Work to complete => Change every "sidebar-item-label" to "nav-label" in the items, starting at the beginning of the items and ending at the line containing "checkbox[interactable] [206,399,217,410]", and return those lines with nothing else altered.

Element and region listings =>
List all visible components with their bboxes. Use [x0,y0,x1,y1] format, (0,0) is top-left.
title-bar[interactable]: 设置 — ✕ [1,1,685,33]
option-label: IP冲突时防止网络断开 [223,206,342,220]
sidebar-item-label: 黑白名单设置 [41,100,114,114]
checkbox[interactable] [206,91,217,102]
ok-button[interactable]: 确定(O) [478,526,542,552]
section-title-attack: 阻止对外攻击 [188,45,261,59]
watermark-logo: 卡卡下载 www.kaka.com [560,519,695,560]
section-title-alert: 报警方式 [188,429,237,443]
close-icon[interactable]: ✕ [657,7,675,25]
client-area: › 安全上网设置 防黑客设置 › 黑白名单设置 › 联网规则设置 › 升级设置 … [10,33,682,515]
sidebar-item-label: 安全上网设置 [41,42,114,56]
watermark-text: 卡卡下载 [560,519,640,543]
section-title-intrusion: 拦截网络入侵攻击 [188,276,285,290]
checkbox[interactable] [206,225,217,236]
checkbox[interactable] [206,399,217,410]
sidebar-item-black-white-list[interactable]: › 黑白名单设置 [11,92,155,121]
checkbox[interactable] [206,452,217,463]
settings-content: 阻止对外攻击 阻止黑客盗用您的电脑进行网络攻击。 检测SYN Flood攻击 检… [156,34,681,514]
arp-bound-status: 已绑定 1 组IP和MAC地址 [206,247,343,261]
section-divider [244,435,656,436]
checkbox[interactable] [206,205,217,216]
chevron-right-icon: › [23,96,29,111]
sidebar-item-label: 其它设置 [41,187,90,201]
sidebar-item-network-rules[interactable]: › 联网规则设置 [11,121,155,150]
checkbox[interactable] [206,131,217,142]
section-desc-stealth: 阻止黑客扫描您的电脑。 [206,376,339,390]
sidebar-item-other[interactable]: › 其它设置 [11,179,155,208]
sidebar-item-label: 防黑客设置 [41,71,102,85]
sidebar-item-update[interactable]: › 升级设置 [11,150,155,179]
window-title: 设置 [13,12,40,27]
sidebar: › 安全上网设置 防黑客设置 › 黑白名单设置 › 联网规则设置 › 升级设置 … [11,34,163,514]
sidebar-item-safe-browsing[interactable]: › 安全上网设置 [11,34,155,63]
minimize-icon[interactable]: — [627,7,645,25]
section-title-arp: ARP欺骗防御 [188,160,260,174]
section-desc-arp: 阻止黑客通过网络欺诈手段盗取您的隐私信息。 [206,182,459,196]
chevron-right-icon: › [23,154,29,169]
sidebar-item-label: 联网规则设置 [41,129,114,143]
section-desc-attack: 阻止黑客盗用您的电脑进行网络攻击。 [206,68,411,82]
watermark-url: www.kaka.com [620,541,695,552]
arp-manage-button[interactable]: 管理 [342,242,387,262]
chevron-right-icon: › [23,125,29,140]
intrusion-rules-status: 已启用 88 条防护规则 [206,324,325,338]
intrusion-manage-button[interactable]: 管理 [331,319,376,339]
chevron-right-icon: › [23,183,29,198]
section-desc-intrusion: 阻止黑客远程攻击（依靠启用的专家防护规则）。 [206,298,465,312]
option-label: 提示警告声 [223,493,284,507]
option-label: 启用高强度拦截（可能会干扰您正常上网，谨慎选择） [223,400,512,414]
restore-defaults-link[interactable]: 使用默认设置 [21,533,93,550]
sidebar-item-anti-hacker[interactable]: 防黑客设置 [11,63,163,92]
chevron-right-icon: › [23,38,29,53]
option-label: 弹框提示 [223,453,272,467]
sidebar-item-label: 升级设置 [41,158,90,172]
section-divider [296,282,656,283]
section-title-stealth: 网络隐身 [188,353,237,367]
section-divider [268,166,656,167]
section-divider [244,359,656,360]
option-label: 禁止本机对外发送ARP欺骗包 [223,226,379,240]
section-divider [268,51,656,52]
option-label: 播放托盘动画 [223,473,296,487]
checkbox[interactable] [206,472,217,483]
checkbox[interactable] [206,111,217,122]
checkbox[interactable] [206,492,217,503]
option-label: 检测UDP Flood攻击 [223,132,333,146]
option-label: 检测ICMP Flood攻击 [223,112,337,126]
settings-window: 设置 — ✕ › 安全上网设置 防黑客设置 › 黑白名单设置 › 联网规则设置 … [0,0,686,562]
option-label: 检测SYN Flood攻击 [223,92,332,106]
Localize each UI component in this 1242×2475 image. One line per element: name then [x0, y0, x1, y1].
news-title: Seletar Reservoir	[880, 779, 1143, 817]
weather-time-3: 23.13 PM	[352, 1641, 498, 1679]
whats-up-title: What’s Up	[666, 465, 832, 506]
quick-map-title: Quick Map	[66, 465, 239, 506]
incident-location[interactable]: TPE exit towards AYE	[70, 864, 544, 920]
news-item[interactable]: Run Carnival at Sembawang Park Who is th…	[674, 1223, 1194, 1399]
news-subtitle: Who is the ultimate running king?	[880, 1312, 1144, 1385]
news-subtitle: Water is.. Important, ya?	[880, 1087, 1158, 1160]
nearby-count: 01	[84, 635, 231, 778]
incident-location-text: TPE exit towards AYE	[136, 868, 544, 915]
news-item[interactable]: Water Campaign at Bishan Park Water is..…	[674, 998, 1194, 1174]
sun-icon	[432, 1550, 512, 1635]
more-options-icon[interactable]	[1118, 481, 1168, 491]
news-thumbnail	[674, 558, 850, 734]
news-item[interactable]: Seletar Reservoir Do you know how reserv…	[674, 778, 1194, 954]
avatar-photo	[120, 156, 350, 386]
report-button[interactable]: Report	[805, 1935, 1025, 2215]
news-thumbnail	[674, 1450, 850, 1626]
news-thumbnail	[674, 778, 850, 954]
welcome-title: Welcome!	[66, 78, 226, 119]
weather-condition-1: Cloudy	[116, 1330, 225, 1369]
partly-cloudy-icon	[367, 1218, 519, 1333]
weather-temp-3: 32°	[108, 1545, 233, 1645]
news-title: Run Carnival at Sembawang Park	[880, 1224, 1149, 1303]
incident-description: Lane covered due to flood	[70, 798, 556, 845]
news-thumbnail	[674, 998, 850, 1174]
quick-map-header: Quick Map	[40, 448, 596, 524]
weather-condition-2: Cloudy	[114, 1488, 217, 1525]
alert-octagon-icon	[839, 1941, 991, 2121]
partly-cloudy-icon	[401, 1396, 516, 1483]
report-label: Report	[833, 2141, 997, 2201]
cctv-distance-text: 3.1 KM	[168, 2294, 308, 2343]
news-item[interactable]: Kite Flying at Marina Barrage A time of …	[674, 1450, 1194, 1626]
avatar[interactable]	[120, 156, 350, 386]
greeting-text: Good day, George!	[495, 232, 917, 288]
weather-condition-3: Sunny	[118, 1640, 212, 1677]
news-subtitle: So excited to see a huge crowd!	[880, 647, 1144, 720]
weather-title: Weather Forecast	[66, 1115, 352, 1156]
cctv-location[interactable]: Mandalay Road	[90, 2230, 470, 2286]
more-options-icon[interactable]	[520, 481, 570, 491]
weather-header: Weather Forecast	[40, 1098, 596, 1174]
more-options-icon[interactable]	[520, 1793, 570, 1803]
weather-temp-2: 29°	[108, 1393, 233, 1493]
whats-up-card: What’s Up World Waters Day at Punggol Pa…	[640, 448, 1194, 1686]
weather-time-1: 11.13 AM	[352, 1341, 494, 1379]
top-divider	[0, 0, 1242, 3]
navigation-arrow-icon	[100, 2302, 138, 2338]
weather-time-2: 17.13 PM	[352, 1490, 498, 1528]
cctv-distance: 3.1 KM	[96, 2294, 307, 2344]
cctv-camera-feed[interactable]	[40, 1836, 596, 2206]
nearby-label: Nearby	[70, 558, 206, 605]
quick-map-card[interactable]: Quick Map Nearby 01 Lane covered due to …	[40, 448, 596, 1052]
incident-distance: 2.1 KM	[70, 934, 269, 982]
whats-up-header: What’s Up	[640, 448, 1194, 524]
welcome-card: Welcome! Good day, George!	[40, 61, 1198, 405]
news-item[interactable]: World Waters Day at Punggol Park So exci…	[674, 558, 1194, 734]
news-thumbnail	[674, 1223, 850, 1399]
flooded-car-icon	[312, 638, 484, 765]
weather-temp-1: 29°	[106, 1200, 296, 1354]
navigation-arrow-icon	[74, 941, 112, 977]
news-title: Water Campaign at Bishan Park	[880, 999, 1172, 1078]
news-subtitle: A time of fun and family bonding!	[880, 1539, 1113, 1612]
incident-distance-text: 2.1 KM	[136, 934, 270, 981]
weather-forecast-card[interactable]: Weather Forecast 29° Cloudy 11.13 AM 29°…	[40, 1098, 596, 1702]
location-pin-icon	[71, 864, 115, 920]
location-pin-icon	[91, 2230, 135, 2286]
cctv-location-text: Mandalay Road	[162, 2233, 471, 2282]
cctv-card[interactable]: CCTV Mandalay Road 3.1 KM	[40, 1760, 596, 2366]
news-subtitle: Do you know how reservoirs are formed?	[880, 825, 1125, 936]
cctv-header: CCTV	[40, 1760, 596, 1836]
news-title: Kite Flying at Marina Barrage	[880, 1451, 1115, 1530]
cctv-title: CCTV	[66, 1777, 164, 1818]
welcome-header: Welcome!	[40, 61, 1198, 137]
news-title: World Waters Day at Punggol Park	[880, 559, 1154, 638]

Reply =>
List all visible components with their bboxes. Use [x0,y0,x1,y1] format, (0,0) is top-left.
title-bar[interactable]: 设置 — ✕ [1,1,685,33]
option-label: IP冲突时防止网络断开 [223,206,342,220]
nav-label: 黑白名单设置 [41,100,114,114]
checkbox[interactable] [206,91,217,102]
ok-button[interactable]: 确定(O) [478,526,542,552]
section-title-attack: 阻止对外攻击 [188,45,261,59]
watermark-logo: 卡卡下载 www.kaka.com [560,519,695,560]
section-title-alert: 报警方式 [188,429,237,443]
close-icon[interactable]: ✕ [657,7,675,25]
client-area: › 安全上网设置 防黑客设置 › 黑白名单设置 › 联网规则设置 › 升级设置 … [10,33,682,515]
nav-label: 安全上网设置 [41,42,114,56]
watermark-text: 卡卡下载 [560,519,640,543]
section-title-intrusion: 拦截网络入侵攻击 [188,276,285,290]
checkbox[interactable] [206,225,217,236]
checkbox[interactable] [206,399,217,410]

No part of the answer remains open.